◆ **Instructions for the task**:
Report the number of lines where the string "estimates" occurs, and write nothing else.

◆ **Provided data**:
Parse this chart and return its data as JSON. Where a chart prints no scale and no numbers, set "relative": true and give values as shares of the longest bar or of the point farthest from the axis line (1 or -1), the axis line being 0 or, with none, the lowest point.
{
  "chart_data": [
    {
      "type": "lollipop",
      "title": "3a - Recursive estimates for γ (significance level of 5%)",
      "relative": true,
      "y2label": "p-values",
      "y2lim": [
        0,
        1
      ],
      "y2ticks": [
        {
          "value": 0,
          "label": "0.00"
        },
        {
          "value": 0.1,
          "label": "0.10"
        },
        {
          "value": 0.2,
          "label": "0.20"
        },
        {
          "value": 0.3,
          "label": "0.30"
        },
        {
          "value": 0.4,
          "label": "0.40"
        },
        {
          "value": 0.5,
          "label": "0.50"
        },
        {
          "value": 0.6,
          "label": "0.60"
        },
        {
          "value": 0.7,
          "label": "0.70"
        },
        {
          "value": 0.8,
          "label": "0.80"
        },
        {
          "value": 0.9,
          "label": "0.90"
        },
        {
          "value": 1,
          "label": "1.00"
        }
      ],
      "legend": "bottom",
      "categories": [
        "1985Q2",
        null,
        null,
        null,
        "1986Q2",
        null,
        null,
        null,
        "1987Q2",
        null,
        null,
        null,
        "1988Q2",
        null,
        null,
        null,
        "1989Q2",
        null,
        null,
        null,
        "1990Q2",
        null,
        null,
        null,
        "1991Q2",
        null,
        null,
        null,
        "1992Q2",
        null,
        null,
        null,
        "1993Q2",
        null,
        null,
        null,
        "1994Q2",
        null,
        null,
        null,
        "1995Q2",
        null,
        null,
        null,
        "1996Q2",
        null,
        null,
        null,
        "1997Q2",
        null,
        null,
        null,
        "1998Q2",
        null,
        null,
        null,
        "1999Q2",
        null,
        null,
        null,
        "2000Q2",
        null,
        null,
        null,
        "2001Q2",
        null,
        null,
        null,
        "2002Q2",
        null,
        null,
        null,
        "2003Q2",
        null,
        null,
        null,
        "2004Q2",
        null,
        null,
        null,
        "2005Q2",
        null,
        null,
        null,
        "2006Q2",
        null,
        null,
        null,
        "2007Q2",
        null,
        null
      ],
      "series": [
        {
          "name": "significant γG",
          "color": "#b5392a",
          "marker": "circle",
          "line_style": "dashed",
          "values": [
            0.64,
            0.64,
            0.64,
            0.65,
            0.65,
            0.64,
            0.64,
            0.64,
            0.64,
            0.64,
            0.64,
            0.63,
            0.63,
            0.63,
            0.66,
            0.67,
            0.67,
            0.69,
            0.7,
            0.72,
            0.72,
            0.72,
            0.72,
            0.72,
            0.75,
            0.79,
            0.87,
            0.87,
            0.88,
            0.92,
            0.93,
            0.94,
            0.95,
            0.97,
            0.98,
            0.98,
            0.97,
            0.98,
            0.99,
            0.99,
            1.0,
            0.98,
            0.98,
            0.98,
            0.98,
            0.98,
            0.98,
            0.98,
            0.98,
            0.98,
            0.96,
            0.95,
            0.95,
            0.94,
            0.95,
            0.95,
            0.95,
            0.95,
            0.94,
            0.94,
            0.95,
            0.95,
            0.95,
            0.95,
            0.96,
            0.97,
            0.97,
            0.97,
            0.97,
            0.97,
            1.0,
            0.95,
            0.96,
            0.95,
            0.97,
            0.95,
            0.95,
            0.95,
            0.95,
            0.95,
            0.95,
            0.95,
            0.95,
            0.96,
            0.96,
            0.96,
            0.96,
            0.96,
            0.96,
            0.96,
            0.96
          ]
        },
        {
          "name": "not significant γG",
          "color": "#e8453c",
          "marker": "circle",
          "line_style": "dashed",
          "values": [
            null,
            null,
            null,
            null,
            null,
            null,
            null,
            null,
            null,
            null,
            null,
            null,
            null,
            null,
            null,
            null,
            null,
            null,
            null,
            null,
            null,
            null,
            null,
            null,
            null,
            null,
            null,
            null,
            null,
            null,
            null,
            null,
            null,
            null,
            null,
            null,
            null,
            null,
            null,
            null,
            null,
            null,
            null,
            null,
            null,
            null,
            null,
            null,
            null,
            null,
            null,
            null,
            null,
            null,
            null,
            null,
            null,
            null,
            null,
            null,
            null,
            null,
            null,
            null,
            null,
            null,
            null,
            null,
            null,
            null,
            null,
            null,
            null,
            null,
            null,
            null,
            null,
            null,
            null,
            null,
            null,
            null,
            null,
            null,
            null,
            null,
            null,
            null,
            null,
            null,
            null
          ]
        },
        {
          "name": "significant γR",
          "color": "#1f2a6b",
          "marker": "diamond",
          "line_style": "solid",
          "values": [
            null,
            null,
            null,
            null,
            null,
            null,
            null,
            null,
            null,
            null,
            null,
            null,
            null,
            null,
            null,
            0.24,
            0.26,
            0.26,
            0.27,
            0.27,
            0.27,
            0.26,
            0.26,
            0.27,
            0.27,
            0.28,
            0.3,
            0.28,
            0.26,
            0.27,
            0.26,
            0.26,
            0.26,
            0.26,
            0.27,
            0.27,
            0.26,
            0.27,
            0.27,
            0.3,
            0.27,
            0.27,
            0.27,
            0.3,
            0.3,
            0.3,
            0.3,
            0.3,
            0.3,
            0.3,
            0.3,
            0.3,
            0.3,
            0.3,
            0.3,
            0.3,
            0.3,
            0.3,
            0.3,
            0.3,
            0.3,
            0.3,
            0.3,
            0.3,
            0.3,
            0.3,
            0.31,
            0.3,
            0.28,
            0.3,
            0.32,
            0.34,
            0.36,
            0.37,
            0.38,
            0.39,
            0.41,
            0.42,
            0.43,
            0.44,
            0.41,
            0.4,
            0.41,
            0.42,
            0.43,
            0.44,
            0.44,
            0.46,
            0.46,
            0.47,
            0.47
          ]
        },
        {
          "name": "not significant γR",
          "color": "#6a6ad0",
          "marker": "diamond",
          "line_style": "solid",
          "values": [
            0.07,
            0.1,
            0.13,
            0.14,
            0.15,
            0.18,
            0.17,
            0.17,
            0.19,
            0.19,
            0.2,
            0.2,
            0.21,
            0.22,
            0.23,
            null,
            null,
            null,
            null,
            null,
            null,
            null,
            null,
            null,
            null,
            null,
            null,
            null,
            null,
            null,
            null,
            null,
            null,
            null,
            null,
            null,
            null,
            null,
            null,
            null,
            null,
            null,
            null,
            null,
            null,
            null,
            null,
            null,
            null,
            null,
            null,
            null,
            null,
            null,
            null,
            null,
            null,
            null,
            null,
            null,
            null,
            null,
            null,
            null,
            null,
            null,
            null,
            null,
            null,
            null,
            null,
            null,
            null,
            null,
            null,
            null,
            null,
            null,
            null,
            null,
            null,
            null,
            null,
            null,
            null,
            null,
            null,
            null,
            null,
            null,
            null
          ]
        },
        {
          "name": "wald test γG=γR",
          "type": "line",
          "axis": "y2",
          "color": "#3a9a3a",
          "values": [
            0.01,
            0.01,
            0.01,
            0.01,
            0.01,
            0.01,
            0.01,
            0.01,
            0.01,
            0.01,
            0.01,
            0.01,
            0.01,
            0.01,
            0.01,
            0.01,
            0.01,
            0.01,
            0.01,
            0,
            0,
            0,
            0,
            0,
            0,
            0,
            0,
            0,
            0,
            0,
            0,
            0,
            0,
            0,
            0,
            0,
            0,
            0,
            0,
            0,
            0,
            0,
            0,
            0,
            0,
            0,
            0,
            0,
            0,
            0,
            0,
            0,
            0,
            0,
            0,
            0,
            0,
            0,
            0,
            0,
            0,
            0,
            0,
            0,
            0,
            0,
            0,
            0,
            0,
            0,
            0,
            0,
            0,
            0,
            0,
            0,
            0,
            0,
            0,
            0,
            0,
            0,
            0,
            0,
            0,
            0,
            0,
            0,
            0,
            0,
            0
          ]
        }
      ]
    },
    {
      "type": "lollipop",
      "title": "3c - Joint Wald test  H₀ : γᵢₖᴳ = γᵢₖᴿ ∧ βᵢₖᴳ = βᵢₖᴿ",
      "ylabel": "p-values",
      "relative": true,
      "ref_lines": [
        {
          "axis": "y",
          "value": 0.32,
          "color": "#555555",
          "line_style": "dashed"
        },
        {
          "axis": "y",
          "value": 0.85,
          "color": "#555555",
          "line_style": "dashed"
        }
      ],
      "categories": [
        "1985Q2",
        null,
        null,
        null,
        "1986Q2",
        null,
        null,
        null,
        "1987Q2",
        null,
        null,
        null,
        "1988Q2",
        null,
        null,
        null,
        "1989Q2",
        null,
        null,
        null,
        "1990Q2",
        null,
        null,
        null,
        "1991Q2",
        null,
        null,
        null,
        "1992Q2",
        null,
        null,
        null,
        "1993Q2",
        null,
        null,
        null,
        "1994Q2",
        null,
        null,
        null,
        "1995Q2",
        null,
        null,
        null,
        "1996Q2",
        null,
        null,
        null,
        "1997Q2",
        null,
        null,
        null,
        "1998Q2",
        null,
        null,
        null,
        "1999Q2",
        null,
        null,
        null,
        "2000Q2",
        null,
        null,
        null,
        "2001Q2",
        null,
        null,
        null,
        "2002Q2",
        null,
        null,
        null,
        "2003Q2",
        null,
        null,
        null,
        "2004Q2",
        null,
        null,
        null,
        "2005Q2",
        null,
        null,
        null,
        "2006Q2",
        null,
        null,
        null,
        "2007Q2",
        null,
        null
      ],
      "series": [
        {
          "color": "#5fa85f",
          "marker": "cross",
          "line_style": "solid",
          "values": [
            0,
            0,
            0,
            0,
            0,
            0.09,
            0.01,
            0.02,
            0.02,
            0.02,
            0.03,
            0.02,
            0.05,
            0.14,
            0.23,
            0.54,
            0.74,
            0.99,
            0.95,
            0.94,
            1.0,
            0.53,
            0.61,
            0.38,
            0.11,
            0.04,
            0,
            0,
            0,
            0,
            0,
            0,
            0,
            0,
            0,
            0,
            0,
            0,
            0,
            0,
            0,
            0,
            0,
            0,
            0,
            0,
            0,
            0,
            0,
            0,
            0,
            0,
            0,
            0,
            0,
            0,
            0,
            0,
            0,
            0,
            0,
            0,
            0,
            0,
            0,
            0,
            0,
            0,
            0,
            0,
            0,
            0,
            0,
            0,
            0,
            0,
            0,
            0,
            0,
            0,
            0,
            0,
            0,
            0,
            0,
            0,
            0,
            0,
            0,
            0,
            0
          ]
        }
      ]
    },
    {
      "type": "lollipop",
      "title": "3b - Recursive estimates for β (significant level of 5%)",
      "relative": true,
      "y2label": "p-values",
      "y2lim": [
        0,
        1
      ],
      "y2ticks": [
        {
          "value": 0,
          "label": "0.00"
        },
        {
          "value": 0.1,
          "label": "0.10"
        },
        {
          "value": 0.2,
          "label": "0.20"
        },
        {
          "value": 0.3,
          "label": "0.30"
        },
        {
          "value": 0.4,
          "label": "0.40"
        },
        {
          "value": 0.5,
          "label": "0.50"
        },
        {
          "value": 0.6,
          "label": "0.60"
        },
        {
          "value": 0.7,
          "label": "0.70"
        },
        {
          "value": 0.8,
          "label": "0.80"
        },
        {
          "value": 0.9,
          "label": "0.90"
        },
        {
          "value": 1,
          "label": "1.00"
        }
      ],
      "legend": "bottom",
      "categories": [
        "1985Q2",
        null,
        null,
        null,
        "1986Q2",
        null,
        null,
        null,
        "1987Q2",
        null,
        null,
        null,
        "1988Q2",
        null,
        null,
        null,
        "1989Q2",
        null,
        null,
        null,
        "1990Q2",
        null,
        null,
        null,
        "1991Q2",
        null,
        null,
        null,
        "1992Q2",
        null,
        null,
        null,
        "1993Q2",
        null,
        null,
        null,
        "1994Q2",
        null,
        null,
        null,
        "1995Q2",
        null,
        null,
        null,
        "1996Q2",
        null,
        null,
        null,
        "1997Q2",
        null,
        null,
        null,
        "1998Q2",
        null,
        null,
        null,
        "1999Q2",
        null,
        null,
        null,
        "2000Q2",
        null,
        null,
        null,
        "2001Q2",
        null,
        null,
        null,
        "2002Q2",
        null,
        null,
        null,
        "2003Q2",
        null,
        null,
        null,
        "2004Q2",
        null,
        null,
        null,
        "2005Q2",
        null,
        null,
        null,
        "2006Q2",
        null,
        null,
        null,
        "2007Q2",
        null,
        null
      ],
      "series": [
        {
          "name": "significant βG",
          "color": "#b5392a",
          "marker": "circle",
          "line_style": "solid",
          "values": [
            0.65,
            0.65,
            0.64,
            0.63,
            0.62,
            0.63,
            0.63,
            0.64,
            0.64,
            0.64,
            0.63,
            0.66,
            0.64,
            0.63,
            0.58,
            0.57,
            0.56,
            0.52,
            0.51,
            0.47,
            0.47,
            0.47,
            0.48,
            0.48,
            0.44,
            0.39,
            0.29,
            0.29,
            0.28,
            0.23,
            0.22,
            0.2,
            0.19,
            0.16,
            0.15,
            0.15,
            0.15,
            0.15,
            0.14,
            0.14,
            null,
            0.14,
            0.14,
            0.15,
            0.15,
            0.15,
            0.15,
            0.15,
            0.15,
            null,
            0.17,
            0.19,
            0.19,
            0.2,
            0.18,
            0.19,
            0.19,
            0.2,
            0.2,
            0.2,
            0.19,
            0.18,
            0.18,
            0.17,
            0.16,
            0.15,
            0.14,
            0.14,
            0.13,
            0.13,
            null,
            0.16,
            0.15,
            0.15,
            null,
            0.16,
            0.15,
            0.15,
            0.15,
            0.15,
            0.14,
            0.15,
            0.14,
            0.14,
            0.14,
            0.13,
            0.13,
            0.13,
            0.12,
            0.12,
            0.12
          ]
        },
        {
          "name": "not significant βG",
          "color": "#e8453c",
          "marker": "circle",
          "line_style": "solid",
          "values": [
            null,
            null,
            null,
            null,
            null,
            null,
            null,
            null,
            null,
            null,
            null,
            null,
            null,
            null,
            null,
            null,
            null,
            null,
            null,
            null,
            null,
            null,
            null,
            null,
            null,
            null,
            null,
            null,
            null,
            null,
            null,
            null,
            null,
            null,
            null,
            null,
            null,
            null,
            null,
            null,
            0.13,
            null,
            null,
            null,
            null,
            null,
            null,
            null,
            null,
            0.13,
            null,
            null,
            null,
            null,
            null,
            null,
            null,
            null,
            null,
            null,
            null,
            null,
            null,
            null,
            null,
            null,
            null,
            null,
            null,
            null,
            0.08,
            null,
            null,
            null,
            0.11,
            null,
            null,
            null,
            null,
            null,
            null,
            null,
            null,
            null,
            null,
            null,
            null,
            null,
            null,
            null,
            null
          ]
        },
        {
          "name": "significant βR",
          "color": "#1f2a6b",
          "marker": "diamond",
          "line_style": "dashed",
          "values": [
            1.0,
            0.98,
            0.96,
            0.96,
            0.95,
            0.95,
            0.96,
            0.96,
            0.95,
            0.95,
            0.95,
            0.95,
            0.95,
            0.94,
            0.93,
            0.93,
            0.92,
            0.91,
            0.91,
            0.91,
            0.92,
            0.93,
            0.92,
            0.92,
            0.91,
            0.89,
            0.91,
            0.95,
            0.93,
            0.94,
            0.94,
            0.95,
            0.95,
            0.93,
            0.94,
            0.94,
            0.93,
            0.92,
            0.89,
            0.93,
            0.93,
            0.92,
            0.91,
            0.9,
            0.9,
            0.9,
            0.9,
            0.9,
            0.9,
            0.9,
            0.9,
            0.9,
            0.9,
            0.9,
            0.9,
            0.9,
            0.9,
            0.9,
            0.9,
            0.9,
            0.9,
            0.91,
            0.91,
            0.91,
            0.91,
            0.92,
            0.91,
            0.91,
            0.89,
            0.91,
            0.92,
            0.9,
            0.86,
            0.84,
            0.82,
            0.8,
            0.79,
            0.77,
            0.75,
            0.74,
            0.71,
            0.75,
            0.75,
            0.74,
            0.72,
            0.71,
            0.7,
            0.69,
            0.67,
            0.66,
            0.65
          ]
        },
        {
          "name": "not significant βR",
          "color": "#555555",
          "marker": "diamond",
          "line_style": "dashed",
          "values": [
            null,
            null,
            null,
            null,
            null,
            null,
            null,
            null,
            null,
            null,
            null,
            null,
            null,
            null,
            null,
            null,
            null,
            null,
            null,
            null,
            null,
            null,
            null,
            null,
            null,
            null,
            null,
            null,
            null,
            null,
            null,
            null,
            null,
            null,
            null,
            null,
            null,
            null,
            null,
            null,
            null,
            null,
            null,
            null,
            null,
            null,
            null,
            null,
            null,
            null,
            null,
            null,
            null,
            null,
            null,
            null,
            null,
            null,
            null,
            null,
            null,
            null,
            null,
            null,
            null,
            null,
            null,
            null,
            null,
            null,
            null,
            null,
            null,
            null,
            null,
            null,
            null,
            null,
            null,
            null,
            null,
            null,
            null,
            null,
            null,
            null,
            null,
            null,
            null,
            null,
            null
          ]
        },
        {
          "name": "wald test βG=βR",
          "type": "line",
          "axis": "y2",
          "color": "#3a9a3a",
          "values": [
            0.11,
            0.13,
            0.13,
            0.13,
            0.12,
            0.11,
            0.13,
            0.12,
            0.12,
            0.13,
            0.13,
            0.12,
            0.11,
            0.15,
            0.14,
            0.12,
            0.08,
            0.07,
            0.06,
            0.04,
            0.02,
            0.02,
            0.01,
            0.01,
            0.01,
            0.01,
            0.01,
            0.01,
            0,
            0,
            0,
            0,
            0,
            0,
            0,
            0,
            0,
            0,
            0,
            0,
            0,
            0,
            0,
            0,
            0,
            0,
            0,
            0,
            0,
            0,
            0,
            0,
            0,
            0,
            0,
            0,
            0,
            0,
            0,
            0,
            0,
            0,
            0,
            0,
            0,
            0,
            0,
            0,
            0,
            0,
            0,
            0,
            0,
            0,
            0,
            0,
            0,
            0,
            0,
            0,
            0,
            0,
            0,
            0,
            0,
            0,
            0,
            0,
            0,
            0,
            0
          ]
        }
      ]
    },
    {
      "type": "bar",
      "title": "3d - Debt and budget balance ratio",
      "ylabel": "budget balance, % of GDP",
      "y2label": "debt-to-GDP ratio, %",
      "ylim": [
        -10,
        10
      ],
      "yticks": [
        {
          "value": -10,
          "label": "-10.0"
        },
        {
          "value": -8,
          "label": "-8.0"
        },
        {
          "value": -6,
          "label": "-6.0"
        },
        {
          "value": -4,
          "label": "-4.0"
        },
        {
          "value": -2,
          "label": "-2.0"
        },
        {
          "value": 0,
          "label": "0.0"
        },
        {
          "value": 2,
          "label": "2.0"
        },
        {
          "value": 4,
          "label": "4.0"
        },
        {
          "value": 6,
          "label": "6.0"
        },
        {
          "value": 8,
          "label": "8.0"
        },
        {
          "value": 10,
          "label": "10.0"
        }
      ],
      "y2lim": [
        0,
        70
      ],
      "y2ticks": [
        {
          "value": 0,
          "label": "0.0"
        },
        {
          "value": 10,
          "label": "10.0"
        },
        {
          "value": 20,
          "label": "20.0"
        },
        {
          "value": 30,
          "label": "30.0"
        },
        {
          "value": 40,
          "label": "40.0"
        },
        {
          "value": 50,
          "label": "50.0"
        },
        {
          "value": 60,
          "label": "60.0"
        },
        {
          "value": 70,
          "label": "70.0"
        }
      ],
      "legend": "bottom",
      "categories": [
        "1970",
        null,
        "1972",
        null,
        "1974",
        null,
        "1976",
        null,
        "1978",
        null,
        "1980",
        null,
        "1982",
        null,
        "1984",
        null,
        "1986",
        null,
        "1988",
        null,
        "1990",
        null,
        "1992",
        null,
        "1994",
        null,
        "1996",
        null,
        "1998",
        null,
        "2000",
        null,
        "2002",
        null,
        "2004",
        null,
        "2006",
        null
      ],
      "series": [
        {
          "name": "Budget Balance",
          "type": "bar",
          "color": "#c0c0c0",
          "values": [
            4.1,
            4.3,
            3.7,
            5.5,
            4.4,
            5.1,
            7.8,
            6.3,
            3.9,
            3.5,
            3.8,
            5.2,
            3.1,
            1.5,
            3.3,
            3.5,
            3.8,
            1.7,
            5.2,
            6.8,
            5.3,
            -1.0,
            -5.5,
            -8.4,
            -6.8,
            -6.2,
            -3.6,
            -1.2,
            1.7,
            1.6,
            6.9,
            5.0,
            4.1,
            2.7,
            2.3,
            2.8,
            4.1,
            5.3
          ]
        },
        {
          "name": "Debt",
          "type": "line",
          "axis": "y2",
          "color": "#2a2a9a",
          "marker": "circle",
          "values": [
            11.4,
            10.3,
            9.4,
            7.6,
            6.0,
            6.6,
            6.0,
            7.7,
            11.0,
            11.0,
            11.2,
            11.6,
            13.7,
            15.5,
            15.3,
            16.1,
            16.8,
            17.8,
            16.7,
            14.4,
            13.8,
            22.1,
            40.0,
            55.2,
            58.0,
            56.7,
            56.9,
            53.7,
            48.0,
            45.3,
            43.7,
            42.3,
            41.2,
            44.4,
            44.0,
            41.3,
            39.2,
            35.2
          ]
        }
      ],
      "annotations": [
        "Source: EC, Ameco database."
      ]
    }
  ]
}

◆ **Reply**:
2